PASSAGE GIVEN.
——

Go ahead, Manveru; I wouldn't be able to preprare anything before tomorrow now.


----------



## Manveru

*okay, just to get this thing rolling...*

i know it's slappy, but:

_I was sent by my 'hidden' master
To bring help in fight with great Foe.
But my errand was a disaster
And in the end...
I met a 'herald of woe'._


----------



## Eledhwen

Is it Saruman?


----------



## Manveru

no... too cold... try sth "elvish" instead...


----------



## Eledhwen

> I was sent by my 'hidden' master
> To bring help in fight with great Foe.
> But my errand was a disaster
> And in the end...
> I met a 'herald of woe'.



Hmm! Beleg Strongbow?


----------



## Manveru

nay, i'm looking for a servant of another "hidden king"...
(that should do it...)


----------



## Eledhwen

Glorfindel, killed in fight with Balrog at the sack of Gondolin?

Come on - why am I guessing alone?


----------



## Manveru

Eledhwen said:


> Glorfindel, killed in fight with Balrog at the sack of Gondolin?
> 
> Come on - why am I guessing alone?


wondering myself... maybe i messed sth again  

no, it's not him... but this is getting warmer... wanna try again, Eledhwen? (since no one's around )


----------



## Eledhwen

I'll have to go away and think about it. I reckon I've got the right hidden king; I just need to think of someone who hit the treacle in his service.


----------



## Manveru

c'mon... it's easy... 

starting with *V*_ _ _ _ _ _

_one - only - out of seven
in snow-white foam lost
seeking a road to "heaven"
paid a bitter-sweet(?!) cost..._

a whole series of hints at one sitting... now, your turn (whoever you might be)


----------



## Ambartur

Voronwe! Yay! I Got it now! He went out to find Valinor, but instead crashed and was gracefully returned to ME. Huzzah!

Once again, I'm afraid I can't post a riddle. While I may be hald-way decent at figuring them out, I can't make them up worth a flip...


----------



## Eledhwen

Seven there were.
The fourth was last and lost.
Then the last sailed last.


----------



## Lhunithiliel

The palantiri?


----------



## Eledhwen

No. Think 'people'.


----------



## Aulë

The 7 sons of Feanor?


----------



## Manveru

maybe it will be the wildest (and silliest) guess ever made, but...

——

ENTRIES.
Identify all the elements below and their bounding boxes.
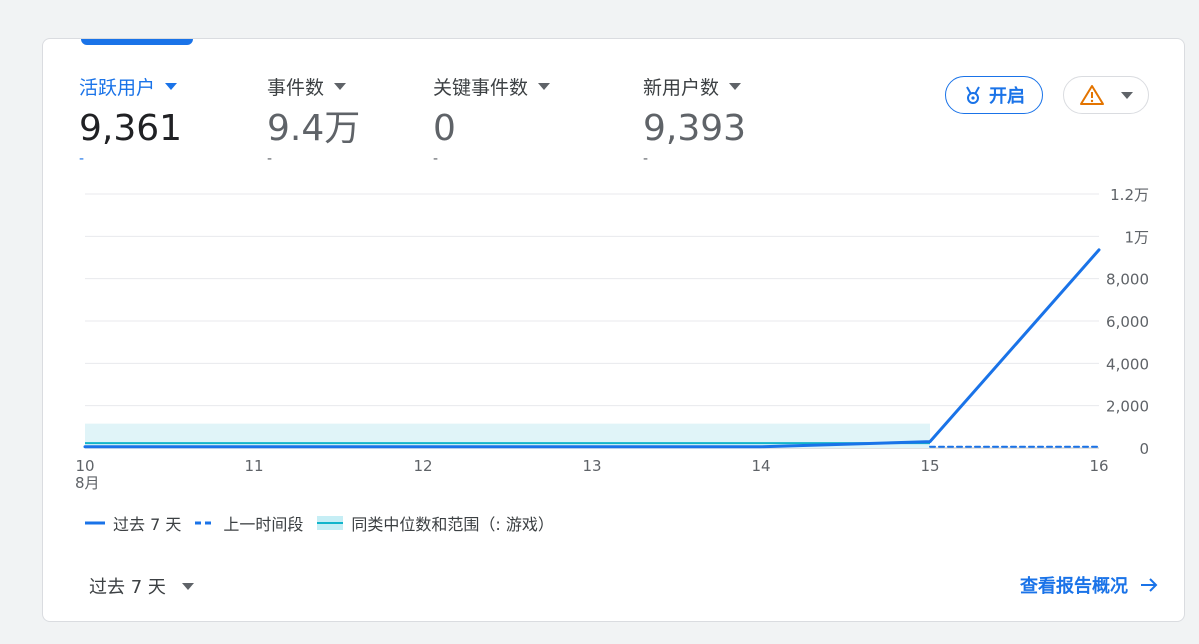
legend-item-current: 过去 7 天 (85, 511, 181, 535)
legend-swatch-band (317, 516, 344, 530)
chart-legend: 过去 7 天 上一时间段 同类中位数和范围（: 游戏） (85, 511, 568, 535)
period-label: 过去 7 天 (89, 577, 166, 598)
period-dropdown[interactable]: 过去 7 天 (89, 573, 194, 599)
y-tick-label: 1万 (1124, 228, 1149, 246)
legend-item-benchmark: 同类中位数和范围（: 游戏） (317, 511, 554, 535)
report-link-label: 查看报告概况 (1020, 576, 1128, 597)
overview-card: 活跃用户 9,361 - 事件数 9.4万 - 关键事件数 0 - 新用户数 9… (42, 38, 1185, 622)
legend-swatch-solid (85, 521, 105, 525)
line-chart: 0 2,000 4,000 6,000 8,000 1万 1.2万 10 11 12 13 14 15 1… (75, 186, 1149, 492)
legend-label: 同类中位数和范围（: 游戏） (351, 515, 554, 534)
legend-label: 上一时间段 (223, 515, 304, 534)
x-tick-label: 12 (413, 457, 432, 475)
arrow-right-icon (1141, 578, 1158, 592)
x-tick-label: 16 (1089, 457, 1108, 475)
x-tick-label: 10 (75, 457, 94, 475)
x-tick-label: 15 (920, 457, 939, 475)
y-tick-label: 8,000 (1106, 271, 1149, 289)
x-tick-label: 11 (244, 457, 263, 475)
chevron-down-icon (181, 582, 194, 590)
view-report-link[interactable]: 查看报告概况 (1020, 572, 1158, 598)
y-tick-label: 4,000 (1106, 355, 1149, 373)
y-tick-label: 0 (1139, 440, 1149, 458)
x-tick-label: 13 (582, 457, 601, 475)
x-month-label: 8月 (75, 474, 100, 492)
y-tick-label: 6,000 (1106, 313, 1149, 331)
legend-label: 过去 7 天 (113, 515, 182, 534)
series-line-current (83, 248, 1101, 449)
y-tick-label: 1.2万 (1110, 186, 1149, 204)
x-tick-label: 14 (751, 457, 770, 475)
legend-swatch-dashed (195, 521, 216, 525)
legend-item-previous: 上一时间段 (195, 511, 303, 535)
y-tick-label: 2,000 (1106, 398, 1149, 416)
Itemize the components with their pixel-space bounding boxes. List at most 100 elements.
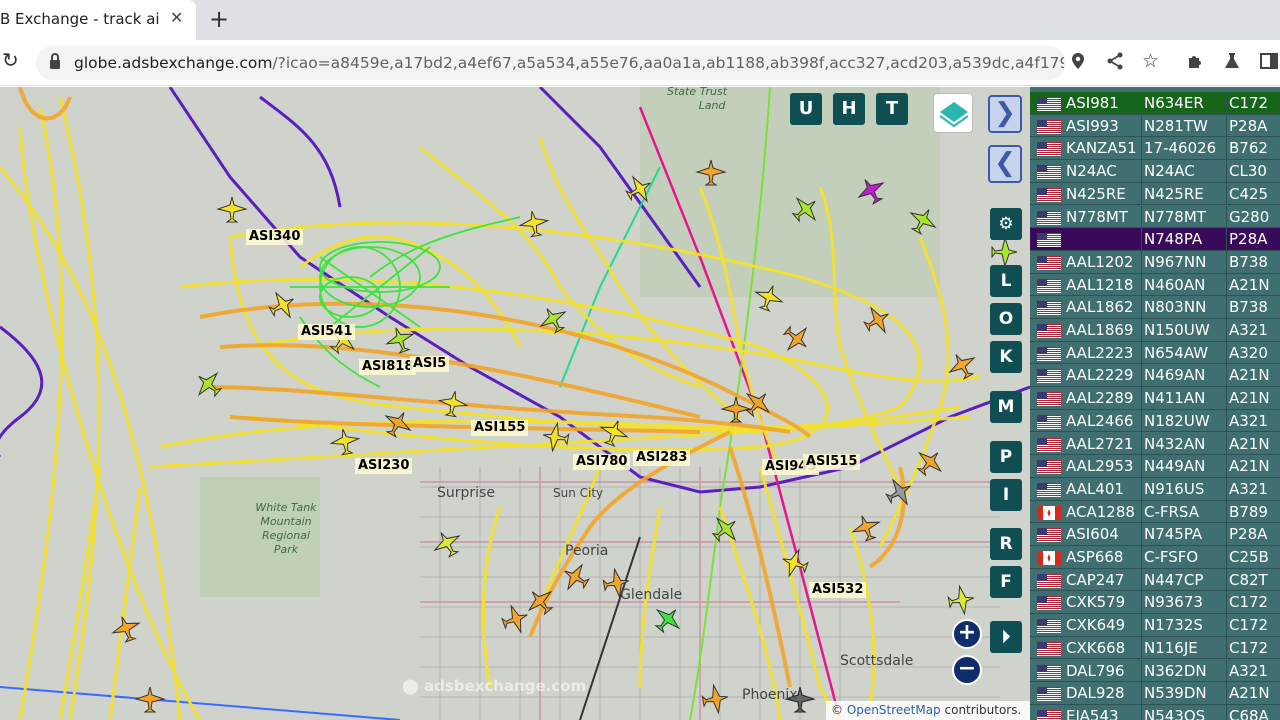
us-flag-icon	[1037, 641, 1061, 656]
table-row[interactable]: AAL2466 N182UW A321	[1030, 409, 1280, 433]
toggle-p-button[interactable]: P	[990, 441, 1022, 473]
table-row[interactable]: ASI604 N745PA P28A	[1030, 523, 1280, 546]
flight-map[interactable]: Surprise Sun City Peoria Glendale Scotts…	[0, 87, 1030, 720]
table-row[interactable]: AAL2289 N411AN A21N	[1030, 387, 1280, 410]
column-divider	[1226, 568, 1227, 591]
table-row[interactable]: AAL2223 N654AW A320	[1030, 341, 1280, 365]
column-divider	[1141, 341, 1142, 364]
place-white-tank-line3: Regional	[262, 529, 310, 542]
browser-tab[interactable]: B Exchange - track ai ✕	[0, 0, 196, 40]
table-row[interactable]: CAP247 N447CP C82T	[1030, 568, 1280, 592]
table-row[interactable]: EJA543 N543QS C68A	[1030, 704, 1280, 720]
column-divider	[1226, 523, 1227, 546]
table-row[interactable]: N24AC N24AC CL30	[1030, 160, 1280, 183]
map-canvas[interactable]: Surprise Sun City Peoria Glendale Scotts…	[0, 87, 1030, 720]
callsign-cell: ASI981	[1066, 94, 1119, 112]
site-info-icon[interactable]	[48, 52, 62, 74]
table-row[interactable]: AAL1869 N150UW A321	[1030, 319, 1280, 342]
toggle-t-button[interactable]: T	[876, 93, 908, 125]
lab-flask-icon[interactable]	[1224, 52, 1240, 75]
aircraft-label[interactable]: ASI230	[355, 458, 413, 474]
table-row[interactable]: N425RE N425RE C425	[1030, 182, 1280, 206]
toggle-o-button[interactable]: O	[990, 303, 1022, 335]
zoom-out-button[interactable]: −	[952, 655, 982, 685]
aircraft-type-cell: C172	[1229, 638, 1269, 657]
toggle-i-button[interactable]: I	[990, 479, 1022, 511]
table-row[interactable]: AAL1202 N967NN B738	[1030, 250, 1280, 274]
column-divider	[1226, 250, 1227, 273]
column-divider	[1226, 228, 1227, 251]
table-row[interactable]: N778MT N778MT G280	[1030, 205, 1280, 229]
share-icon[interactable]	[1106, 52, 1124, 75]
table-row[interactable]: CXK668 N116JE C172	[1030, 636, 1280, 660]
aircraft-label[interactable]: ASI5	[410, 356, 450, 372]
column-divider	[1226, 659, 1227, 682]
browser-toolbar: ↻ globe.adsbexchange.com/?icao=a8459e,a1…	[0, 40, 1280, 86]
callsign-cell: EJA543	[1066, 706, 1119, 720]
toggle-l-button[interactable]: L	[990, 265, 1022, 297]
table-row[interactable]: AAL401 N916US A321	[1030, 477, 1280, 501]
osm-link[interactable]: OpenStreetMap	[847, 703, 941, 717]
settings-button[interactable]: ⚙	[990, 208, 1022, 240]
side-panel-icon[interactable]	[1260, 52, 1278, 75]
plus-icon: +	[957, 620, 977, 645]
location-icon[interactable]	[1071, 52, 1085, 75]
aircraft-label[interactable]: ASI340	[246, 229, 304, 245]
callsign-cell: N778MT	[1066, 207, 1128, 226]
aircraft-type-cell: C68A	[1229, 706, 1269, 720]
column-divider	[1226, 455, 1227, 478]
aircraft-label[interactable]: ASI780	[573, 454, 631, 470]
replay-button[interactable]: ⏵	[990, 621, 1022, 653]
address-bar[interactable]: globe.adsbexchange.com/?icao=a8459e,a17b…	[36, 46, 1066, 80]
column-divider	[1141, 614, 1142, 637]
callsign-cell: AAL1869	[1066, 321, 1134, 339]
aircraft-label[interactable]: ASI818	[359, 359, 417, 375]
table-row[interactable]: CXK579 N93673 C172	[1030, 591, 1280, 615]
extensions-icon[interactable]	[1186, 52, 1204, 75]
column-divider	[1141, 250, 1142, 273]
toggle-h-button[interactable]: H	[833, 93, 865, 125]
toggle-m-button[interactable]: M	[990, 391, 1022, 423]
place-peoria: Peoria	[565, 543, 608, 559]
aircraft-type-cell: P28A	[1229, 116, 1268, 135]
toggle-k-button[interactable]: K	[990, 341, 1022, 373]
column-divider	[1141, 409, 1142, 432]
table-row[interactable]: CXK649 N1732S C172	[1030, 614, 1280, 637]
aircraft-label[interactable]: ASI283	[633, 450, 691, 466]
aircraft-label[interactable]: ASI155	[471, 420, 529, 436]
expand-sidebar-button[interactable]: ❯	[988, 95, 1022, 133]
reload-icon[interactable]: ↻	[2, 48, 19, 72]
toggle-u-button[interactable]: U	[790, 93, 822, 125]
table-row[interactable]: AAL2721 N432AN A21N	[1030, 432, 1280, 456]
callsign-cell: CXK649	[1066, 616, 1126, 635]
toggle-r-button[interactable]: R	[990, 528, 1022, 560]
table-row[interactable]: KANZA51 17-46026 B762	[1030, 137, 1280, 161]
table-row[interactable]: ASP668 C-FSFO C25B	[1030, 546, 1280, 569]
table-row[interactable]: DAL928 N539DN A21N	[1030, 682, 1280, 705]
tab-close-icon[interactable]: ✕	[170, 8, 183, 27]
copyright-symbol: ©	[831, 703, 843, 717]
aircraft-type-cell: C172	[1229, 593, 1269, 612]
aircraft-label[interactable]: ASI515	[803, 454, 861, 470]
table-row[interactable]: ASI993 N281TW P28A	[1030, 114, 1280, 138]
column-divider	[1141, 364, 1142, 387]
aircraft-label[interactable]: ASI541	[298, 324, 356, 340]
layers-button[interactable]	[933, 93, 973, 133]
registration-cell: N432AN	[1144, 434, 1206, 453]
table-row[interactable]: AAL2953 N449AN A21N	[1030, 455, 1280, 478]
table-row[interactable]: N748PA P28A	[1030, 228, 1280, 251]
place-phoenix: Phoenix	[742, 687, 798, 703]
new-tab-icon[interactable]: +	[209, 5, 229, 33]
table-row[interactable]: ASI981 N634ER C172	[1030, 92, 1280, 115]
table-row[interactable]: AAL1218 N460AN A21N	[1030, 273, 1280, 297]
collapse-sidebar-button[interactable]: ❮	[988, 145, 1022, 183]
toggle-f-button[interactable]: F	[990, 566, 1022, 598]
aircraft-label[interactable]: ASI532	[809, 582, 867, 598]
aircraft-type-cell: G280	[1229, 207, 1270, 226]
zoom-in-button[interactable]: +	[952, 619, 982, 649]
table-row[interactable]: ACA1288 C-FRSA B789	[1030, 500, 1280, 524]
bookmark-star-icon[interactable]: ☆	[1142, 50, 1159, 72]
table-row[interactable]: AAL2229 N469AN A21N	[1030, 364, 1280, 388]
table-row[interactable]: DAL796 N362DN A321	[1030, 659, 1280, 683]
table-row[interactable]: AAL1862 N803NN B738	[1030, 296, 1280, 319]
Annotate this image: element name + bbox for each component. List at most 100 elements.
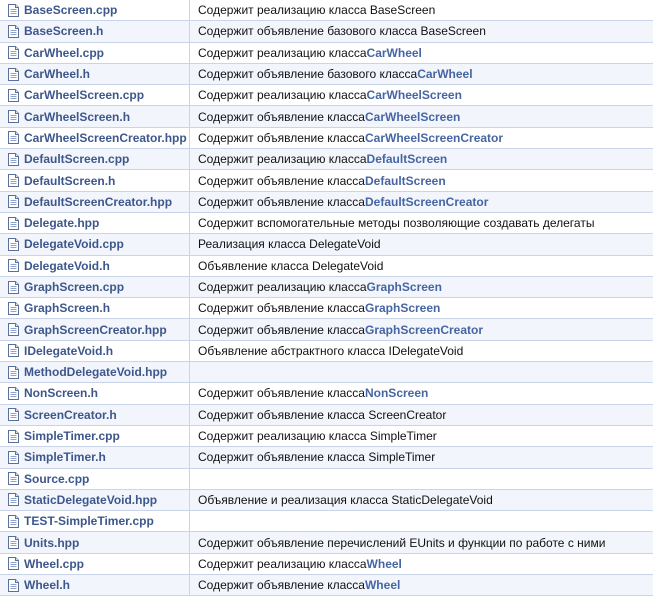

——

GIVEN EXERCISE.
Do the following statements agree with the forum thread? For each, answer yes or no and quote the words of the thread that decide it.
(a) Eledhwen's first guess at Manveru's riddle is Saruman.
(b) Manveru confirms that Glorfindel is the right answer.
(c) Ambartur offers to post the next riddle.

WRITTEN ANSWER.
(a) Yes: "Is it Saruman?"
(b) No: "no, it's not him... but this is getting warmer"
(c) No: "Once again, I'm afraid I can't post a riddle."